*MATERIAL TO PROCESS*:
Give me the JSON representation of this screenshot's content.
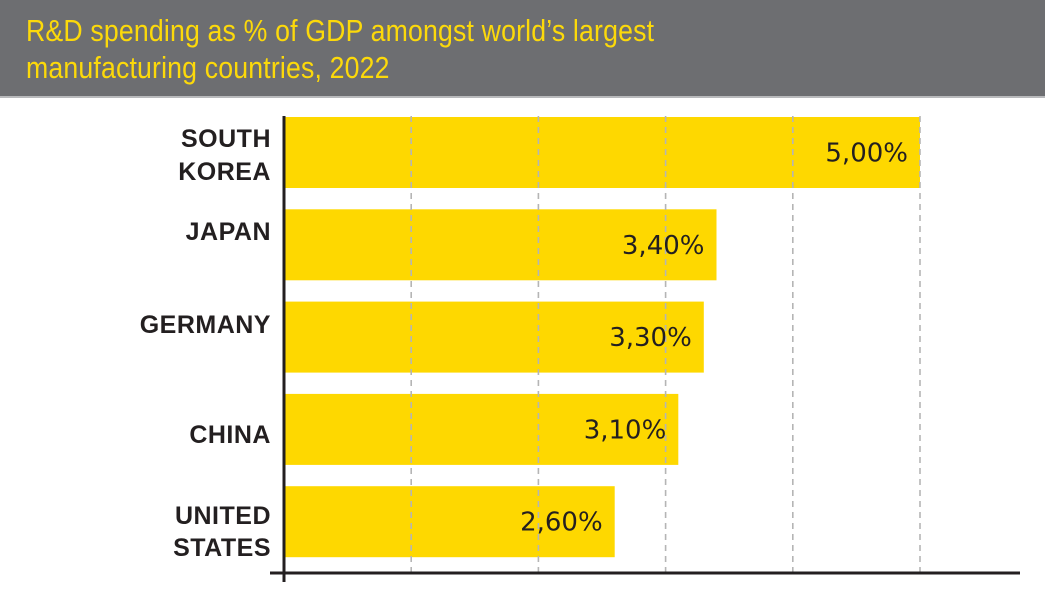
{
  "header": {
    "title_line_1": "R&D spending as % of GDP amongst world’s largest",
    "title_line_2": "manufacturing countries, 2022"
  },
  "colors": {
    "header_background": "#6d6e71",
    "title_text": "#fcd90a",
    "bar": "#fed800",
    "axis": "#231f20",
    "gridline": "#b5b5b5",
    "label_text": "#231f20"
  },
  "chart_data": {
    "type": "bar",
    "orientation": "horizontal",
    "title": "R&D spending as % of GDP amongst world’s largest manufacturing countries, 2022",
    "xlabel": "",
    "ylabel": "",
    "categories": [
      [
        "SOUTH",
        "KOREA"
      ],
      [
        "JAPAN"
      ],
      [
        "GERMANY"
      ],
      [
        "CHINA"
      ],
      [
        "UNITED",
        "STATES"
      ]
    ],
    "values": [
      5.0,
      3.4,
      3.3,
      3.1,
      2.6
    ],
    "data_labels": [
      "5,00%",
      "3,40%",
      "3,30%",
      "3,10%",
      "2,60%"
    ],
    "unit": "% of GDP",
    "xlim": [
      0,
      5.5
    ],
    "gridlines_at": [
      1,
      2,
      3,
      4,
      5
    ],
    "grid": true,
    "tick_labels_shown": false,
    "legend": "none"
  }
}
...
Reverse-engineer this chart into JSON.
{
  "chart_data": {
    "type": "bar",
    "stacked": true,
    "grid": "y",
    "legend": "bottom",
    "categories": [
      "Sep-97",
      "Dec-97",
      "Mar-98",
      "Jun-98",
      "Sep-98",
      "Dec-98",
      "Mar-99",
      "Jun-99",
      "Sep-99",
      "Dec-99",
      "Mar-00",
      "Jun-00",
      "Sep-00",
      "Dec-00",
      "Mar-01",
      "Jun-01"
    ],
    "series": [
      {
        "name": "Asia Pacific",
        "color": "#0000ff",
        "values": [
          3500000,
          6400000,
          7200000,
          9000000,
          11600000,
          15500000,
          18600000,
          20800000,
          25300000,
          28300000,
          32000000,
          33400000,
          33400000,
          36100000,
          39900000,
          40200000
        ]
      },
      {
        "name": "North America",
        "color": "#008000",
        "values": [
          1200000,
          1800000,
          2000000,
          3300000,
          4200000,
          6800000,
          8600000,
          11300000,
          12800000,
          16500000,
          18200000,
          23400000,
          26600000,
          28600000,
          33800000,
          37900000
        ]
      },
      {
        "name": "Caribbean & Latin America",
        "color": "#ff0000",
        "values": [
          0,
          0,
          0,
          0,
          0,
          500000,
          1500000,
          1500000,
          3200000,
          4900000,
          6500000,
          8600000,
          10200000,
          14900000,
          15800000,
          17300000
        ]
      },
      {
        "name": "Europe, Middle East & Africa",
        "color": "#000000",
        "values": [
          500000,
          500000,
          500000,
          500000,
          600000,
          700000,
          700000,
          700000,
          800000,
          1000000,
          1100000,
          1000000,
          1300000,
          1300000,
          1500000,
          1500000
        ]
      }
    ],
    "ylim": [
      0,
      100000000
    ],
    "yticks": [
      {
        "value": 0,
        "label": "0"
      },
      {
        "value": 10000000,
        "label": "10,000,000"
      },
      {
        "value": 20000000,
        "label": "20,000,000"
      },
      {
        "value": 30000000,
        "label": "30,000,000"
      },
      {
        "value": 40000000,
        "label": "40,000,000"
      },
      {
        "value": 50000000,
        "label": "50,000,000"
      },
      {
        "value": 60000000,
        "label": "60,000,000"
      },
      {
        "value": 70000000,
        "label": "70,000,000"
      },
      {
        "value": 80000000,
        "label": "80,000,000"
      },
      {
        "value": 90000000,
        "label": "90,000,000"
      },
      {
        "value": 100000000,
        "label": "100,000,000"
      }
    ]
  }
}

*STATED TASK*:
Find the string "amongst" in the listing and return every line that holds it.

*COMPLETE RESPONSE*:
    "title_line_1": "R&D spending as % of GDP amongst world’s largest",
    "title": "R&D spending as % of GDP amongst world’s largest manufacturing countries, 2022",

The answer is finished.